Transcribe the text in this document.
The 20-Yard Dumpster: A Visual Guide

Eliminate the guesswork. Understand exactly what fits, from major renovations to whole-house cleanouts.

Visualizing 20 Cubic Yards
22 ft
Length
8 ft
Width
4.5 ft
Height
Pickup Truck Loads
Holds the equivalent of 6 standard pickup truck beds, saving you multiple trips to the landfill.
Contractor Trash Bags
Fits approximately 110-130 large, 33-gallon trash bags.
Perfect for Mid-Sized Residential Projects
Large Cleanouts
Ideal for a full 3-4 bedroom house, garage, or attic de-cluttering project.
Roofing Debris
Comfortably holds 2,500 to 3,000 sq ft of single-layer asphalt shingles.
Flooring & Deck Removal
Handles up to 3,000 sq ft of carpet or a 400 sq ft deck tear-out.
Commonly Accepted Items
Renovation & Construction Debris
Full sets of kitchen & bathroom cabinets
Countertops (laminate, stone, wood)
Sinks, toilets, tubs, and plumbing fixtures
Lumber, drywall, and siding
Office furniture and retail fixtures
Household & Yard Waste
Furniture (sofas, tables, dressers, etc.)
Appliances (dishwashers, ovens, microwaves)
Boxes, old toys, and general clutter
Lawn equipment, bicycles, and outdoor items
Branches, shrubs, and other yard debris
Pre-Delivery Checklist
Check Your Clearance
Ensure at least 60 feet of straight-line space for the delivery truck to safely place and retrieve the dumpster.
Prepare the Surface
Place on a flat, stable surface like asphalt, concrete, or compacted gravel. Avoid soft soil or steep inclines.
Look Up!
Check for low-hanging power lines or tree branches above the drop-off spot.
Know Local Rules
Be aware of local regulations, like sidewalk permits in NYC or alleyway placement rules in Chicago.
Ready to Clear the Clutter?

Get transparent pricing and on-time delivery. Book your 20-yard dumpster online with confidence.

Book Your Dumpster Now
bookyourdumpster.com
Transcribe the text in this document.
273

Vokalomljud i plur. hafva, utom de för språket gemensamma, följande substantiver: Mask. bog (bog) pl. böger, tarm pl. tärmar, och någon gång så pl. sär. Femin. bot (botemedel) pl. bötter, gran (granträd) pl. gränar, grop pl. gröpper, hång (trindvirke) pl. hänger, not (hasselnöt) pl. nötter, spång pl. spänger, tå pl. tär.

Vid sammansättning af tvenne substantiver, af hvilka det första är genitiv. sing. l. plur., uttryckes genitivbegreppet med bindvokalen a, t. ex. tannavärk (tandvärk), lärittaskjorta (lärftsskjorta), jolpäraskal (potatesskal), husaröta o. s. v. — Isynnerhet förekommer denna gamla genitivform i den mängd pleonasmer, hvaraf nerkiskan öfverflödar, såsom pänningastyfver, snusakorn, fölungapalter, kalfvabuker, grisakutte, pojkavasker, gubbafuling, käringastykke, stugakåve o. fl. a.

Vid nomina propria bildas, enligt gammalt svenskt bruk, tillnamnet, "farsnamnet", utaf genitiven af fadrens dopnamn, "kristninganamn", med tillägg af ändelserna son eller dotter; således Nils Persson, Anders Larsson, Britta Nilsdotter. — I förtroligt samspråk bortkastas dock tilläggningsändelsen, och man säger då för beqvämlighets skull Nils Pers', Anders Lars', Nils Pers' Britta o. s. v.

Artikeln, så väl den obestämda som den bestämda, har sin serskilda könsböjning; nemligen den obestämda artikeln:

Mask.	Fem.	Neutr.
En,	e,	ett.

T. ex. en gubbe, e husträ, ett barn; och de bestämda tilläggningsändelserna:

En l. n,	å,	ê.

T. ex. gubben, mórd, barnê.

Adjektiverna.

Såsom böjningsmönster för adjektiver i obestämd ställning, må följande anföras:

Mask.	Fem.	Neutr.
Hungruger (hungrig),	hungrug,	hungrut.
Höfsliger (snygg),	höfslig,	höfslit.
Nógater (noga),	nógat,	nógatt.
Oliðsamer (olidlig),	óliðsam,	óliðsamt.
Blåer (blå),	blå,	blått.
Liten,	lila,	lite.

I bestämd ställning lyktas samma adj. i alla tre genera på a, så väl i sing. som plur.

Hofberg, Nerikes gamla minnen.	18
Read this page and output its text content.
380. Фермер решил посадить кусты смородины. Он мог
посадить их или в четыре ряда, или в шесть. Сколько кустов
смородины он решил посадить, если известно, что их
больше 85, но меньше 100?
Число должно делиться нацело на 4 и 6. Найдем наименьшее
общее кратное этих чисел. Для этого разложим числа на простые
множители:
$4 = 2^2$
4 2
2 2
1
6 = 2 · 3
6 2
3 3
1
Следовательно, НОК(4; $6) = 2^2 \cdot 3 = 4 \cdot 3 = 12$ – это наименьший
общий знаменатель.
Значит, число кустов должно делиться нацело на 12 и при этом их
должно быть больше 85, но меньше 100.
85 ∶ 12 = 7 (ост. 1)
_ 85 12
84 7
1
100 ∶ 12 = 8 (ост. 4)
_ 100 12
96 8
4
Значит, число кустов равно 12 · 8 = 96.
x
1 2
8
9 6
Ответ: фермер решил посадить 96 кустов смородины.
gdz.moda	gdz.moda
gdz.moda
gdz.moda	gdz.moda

What needs to be done: Copy out every entry again, exactly as it was given.

Response to the task:
Transcribe the text in this document.
The 20-Yard Dumpster: A Visual Guide

Eliminate the guesswork. Understand exactly what fits, from major renovations to whole-house cleanouts.

Visualizing 20 Cubic Yards
22 ft
Length
8 ft
Width
4.5 ft
Height
Pickup Truck Loads
Holds the equivalent of 6 standard pickup truck beds, saving you multiple trips to the landfill.
Contractor Trash Bags
Fits approximately 110-130 large, 33-gallon trash bags.
Perfect for Mid-Sized Residential Projects
Large Cleanouts
Ideal for a full 3-4 bedroom house, garage, or attic de-cluttering project.
Roofing Debris
Comfortably holds 2,500 to 3,000 sq ft of single-layer asphalt shingles.
Flooring & Deck Removal
Handles up to 3,000 sq ft of carpet or a 400 sq ft deck tear-out.
Commonly Accepted Items
Renovation & Construction Debris
Full sets of kitchen & bathroom cabinets
Countertops (laminate, stone, wood)
Sinks, toilets, tubs, and plumbing fixtures
Lumber, drywall, and siding
Office furniture and retail fixtures
Household & Yard Waste
Furniture (sofas, tables, dressers, etc.)
Appliances (dishwashers, ovens, microwaves)
Boxes, old toys, and general clutter
Lawn equipment, bicycles, and outdoor items
Branches, shrubs, and other yard debris
Pre-Delivery Checklist
Check Your Clearance
Ensure at least 60 feet of straight-line space for the delivery truck to safely place and retrieve the dumpster.
Prepare the Surface
Place on a flat, stable surface like asphalt, concrete, or compacted gravel. Avoid soft soil or steep inclines.
Look Up!
Check for low-hanging power lines or tree branches above the drop-off spot.
Know Local Rules
Be aware of local regulations, like sidewalk permits in NYC or alleyway placement rules in Chicago.
Ready to Clear the Clutter?

Get transparent pricing and on-time delivery. Book your 20-yard dumpster online with confidence.

Book Your Dumpster Now
bookyourdumpster.com
Transcribe the text in this document.
273

Vokalomljud i plur. hafva, utom de för språket gemensamma, följande substantiver: Mask. bog (bog) pl. böger, tarm pl. tärmar, och någon gång så pl. sär. Femin. bot (botemedel) pl. bötter, gran (granträd) pl. gränar, grop pl. gröpper, hång (trindvirke) pl. hänger, not (hasselnöt) pl. nötter, spång pl. spänger, tå pl. tär.

Vid sammansättning af tvenne substantiver, af hvilka det första är genitiv. sing. l. plur., uttryckes genitivbegreppet med bindvokalen a, t. ex. tannavärk (tandvärk), lärittaskjorta (lärftsskjorta), jolpäraskal (potatesskal), husaröta o. s. v. — Isynnerhet förekommer denna gamla genitivform i den mängd pleonasmer, hvaraf nerkiskan öfverflödar, såsom pänningastyfver, snusakorn, fölungapalter, kalfvabuker, grisakutte, pojkavasker, gubbafuling, käringastykke, stugakåve o. fl. a.

Vid nomina propria bildas, enligt gammalt svenskt bruk, tillnamnet, "farsnamnet", utaf genitiven af fadrens dopnamn, "kristninganamn", med tillägg af ändelserna son eller dotter; således Nils Persson, Anders Larsson, Britta Nilsdotter. — I förtroligt samspråk bortkastas dock tilläggningsändelsen, och man säger då för beqvämlighets skull Nils Pers', Anders Lars', Nils Pers' Britta o. s. v.

Artikeln, så väl den obestämda som den bestämda, har sin serskilda könsböjning; nemligen den obestämda artikeln:

Mask.	Fem.	Neutr.
En,	e,	ett.

T. ex. en gubbe, e husträ, ett barn; och de bestämda tilläggningsändelserna:

En l. n,	å,	ê.

T. ex. gubben, mórd, barnê.

Adjektiverna.

Såsom böjningsmönster för adjektiver i obestämd ställning, må följande anföras:

Mask.	Fem.	Neutr.
Hungruger (hungrig),	hungrug,	hungrut.
Höfsliger (snygg),	höfslig,	höfslit.
Nógater (noga),	nógat,	nógatt.
Oliðsamer (olidlig),	óliðsam,	óliðsamt.
Blåer (blå),	blå,	blått.
Liten,	lila,	lite.

I bestämd ställning lyktas samma adj. i alla tre genera på a, så väl i sing. som plur.

Hofberg, Nerikes gamla minnen.	18
Read this page and output its text content.
380. Фермер решил посадить кусты смородины. Он мог
посадить их или в четыре ряда, или в шесть. Сколько кустов
смородины он решил посадить, если известно, что их
больше 85, но меньше 100?
Число должно делиться нацело на 4 и 6. Найдем наименьшее
общее кратное этих чисел. Для этого разложим числа на простые
множители:
$4 = 2^2$
4 2
2 2
1
6 = 2 · 3
6 2
3 3
1
Следовательно, НОК(4; $6) = 2^2 \cdot 3 = 4 \cdot 3 = 12$ – это наименьший
общий знаменатель.
Значит, число кустов должно делиться нацело на 12 и при этом их
должно быть больше 85, но меньше 100.
85 ∶ 12 = 7 (ост. 1)
_ 85 12
84 7
1
100 ∶ 12 = 8 (ост. 4)
_ 100 12
96 8
4
Значит, число кустов равно 12 · 8 = 96.
x
1 2
8
9 6
Ответ: фермер решил посадить 96 кустов смородины.
gdz.moda	gdz.moda
gdz.moda
gdz.moda	gdz.moda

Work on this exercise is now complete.